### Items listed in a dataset
----

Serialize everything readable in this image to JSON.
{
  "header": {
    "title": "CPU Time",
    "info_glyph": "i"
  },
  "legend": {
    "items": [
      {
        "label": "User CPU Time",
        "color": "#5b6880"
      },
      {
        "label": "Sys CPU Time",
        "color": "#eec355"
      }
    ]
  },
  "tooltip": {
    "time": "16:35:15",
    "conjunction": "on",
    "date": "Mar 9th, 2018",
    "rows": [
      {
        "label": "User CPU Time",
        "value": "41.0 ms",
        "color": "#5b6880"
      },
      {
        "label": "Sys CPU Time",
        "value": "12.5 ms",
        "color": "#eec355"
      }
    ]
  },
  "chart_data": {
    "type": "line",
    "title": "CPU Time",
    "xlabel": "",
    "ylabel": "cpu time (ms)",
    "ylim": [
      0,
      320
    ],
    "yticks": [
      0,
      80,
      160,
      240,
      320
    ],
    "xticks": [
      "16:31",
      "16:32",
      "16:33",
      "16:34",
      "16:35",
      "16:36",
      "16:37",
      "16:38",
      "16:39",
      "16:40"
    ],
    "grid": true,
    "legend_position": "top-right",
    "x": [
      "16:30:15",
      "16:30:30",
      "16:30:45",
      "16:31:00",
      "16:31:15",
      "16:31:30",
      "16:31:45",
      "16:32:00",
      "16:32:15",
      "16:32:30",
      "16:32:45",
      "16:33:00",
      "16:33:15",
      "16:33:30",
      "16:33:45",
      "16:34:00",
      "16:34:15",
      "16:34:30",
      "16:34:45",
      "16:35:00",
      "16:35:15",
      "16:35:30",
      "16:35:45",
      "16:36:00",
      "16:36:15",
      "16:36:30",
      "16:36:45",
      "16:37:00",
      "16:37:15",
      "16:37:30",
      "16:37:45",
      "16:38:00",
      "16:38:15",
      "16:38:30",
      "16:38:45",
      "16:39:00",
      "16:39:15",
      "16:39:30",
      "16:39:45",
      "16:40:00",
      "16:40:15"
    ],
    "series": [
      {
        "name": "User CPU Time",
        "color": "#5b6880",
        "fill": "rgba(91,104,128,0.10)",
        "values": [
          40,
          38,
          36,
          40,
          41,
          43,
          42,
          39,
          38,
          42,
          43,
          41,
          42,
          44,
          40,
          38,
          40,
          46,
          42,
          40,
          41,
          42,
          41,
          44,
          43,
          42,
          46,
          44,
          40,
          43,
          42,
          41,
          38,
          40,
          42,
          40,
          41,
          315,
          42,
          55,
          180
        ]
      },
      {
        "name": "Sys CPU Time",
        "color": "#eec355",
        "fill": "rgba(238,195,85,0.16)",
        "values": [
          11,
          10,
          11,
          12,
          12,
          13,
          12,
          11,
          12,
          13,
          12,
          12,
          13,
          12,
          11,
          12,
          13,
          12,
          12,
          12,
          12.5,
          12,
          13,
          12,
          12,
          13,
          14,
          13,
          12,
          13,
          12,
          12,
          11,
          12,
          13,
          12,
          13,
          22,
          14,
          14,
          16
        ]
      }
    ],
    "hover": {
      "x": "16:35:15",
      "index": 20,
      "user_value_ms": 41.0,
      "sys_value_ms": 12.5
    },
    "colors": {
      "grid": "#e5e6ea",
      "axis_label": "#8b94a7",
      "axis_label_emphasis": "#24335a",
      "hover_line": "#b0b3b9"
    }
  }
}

----

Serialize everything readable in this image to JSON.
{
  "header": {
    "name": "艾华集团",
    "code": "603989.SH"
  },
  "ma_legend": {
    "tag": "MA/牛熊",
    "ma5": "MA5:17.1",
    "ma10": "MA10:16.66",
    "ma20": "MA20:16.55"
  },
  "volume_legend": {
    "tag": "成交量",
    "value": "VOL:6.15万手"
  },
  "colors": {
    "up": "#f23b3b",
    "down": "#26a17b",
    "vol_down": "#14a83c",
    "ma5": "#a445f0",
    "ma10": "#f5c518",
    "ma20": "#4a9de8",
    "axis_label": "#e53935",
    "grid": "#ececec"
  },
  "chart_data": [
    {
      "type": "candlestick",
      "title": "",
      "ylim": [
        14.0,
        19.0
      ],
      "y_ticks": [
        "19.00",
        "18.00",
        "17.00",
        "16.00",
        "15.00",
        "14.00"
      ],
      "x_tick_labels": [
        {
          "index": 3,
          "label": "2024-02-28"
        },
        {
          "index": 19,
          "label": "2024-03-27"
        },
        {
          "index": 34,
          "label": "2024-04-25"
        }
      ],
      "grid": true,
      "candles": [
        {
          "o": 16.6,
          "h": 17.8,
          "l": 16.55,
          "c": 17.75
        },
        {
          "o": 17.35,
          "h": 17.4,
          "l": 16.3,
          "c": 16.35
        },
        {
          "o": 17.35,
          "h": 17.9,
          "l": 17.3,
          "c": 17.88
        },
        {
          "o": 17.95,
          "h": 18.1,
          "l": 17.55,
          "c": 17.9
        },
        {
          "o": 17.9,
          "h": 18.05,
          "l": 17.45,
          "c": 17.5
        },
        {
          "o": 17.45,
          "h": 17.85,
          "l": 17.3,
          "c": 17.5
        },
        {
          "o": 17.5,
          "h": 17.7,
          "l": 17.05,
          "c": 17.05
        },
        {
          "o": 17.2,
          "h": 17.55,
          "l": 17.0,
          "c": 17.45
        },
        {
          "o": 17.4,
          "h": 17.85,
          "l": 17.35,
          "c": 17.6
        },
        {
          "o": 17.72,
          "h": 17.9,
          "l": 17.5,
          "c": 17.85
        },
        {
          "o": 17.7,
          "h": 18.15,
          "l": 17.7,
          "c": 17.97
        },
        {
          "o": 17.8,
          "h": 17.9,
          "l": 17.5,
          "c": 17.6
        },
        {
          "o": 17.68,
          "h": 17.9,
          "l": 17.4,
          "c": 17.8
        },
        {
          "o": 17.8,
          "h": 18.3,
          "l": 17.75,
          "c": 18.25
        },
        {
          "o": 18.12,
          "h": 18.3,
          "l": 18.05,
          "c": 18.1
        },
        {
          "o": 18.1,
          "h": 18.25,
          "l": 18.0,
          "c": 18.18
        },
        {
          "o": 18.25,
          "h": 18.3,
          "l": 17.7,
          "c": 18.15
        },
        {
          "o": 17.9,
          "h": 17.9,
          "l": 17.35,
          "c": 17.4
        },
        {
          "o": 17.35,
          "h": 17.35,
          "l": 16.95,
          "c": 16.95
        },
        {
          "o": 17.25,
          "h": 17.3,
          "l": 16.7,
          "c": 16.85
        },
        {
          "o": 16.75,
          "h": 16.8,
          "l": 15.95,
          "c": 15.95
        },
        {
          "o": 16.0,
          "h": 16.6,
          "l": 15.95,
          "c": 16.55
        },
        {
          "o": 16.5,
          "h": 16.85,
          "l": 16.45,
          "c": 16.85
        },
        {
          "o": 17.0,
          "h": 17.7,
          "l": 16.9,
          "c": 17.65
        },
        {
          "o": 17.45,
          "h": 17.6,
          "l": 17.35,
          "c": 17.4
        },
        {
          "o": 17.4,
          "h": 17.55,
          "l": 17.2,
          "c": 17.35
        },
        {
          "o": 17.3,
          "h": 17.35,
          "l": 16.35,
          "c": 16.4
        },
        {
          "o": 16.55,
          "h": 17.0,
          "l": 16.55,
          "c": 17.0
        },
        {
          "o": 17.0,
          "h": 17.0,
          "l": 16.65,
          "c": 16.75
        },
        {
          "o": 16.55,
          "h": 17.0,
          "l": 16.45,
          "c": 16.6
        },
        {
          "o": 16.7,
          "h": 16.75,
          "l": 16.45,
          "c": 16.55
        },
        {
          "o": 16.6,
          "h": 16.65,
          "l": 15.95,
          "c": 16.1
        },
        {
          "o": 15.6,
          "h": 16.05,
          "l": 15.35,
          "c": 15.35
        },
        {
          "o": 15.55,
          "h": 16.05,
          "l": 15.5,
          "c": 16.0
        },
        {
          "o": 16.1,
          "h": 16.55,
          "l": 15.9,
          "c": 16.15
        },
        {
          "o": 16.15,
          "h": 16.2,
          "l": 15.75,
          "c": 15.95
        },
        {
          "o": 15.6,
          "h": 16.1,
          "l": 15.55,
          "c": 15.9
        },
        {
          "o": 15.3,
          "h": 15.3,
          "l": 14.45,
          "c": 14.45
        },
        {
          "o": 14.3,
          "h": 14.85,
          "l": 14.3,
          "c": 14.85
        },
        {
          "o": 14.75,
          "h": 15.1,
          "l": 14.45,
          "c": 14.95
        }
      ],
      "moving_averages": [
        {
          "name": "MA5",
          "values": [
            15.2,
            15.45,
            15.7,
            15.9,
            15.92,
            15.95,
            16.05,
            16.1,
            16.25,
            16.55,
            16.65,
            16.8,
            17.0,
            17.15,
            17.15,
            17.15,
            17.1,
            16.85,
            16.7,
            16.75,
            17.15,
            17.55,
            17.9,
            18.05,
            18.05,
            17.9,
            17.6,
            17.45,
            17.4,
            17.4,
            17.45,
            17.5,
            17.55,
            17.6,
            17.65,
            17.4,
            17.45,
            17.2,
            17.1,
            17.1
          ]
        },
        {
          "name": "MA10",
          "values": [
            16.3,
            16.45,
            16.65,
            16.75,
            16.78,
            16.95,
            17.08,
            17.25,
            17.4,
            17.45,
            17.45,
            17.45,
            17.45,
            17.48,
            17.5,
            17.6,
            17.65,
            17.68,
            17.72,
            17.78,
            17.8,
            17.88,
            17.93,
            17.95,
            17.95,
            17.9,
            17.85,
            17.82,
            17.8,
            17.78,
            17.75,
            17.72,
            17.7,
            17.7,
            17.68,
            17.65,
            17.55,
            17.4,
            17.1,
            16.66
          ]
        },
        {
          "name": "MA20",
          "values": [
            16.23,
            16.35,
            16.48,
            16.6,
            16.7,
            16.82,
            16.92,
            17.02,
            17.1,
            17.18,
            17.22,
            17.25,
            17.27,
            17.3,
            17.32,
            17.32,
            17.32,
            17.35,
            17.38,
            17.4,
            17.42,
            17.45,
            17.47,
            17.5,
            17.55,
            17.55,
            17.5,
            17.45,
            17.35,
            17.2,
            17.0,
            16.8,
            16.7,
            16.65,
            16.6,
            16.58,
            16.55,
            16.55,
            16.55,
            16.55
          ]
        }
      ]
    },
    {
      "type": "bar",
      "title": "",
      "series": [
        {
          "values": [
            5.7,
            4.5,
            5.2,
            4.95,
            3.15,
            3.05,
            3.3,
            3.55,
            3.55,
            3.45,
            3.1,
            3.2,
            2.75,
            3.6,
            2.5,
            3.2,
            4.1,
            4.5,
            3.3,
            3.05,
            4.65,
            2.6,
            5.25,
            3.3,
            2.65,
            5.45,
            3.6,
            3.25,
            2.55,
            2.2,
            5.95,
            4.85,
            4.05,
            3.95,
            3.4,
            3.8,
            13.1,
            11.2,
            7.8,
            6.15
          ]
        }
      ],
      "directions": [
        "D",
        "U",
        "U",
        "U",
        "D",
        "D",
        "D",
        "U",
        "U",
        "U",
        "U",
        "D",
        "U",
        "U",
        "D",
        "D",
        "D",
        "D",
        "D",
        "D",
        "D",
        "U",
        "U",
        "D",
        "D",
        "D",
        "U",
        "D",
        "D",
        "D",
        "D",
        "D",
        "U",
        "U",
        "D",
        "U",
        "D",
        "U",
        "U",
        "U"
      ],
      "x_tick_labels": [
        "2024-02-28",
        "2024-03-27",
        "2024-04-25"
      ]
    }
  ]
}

----

### WHAT IS NEEDED
Identify the lines above that contain the word "grid", then copy them.

### THE COMPLETED TASK
    "grid": true,
      "grid": "#e5e6ea",
    "grid": "#ececec"
      "grid": true,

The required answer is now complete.